*What to work on:* Gather the lines from the material that contain "label".

** START OF Data provided **

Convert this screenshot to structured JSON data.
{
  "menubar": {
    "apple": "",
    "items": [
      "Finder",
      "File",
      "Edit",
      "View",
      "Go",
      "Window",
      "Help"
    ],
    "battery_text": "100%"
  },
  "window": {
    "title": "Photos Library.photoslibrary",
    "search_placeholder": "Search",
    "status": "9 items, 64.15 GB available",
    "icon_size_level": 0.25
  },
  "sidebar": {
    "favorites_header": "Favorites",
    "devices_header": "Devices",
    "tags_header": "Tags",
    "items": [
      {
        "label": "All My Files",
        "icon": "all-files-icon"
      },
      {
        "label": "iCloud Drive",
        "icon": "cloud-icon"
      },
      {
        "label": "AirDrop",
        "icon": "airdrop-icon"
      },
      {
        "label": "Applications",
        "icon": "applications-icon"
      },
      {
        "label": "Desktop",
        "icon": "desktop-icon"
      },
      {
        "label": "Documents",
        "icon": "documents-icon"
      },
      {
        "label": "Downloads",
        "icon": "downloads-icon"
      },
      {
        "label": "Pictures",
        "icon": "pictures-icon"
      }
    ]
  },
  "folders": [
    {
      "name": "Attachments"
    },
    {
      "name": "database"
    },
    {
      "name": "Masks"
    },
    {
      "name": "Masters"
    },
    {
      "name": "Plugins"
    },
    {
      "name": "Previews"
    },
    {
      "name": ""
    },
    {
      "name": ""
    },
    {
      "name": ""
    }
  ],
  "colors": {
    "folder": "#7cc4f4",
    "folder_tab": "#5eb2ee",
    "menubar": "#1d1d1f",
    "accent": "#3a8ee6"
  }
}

** END OF Data provided **

*Reply to the exercise:*
        "label": "All My Files",
        "label": "iCloud Drive",
        "label": "AirDrop",
        "label": "Applications",
        "label": "Desktop",
        "label": "Documents",
        "label": "Downloads",
        "label": "Pictures",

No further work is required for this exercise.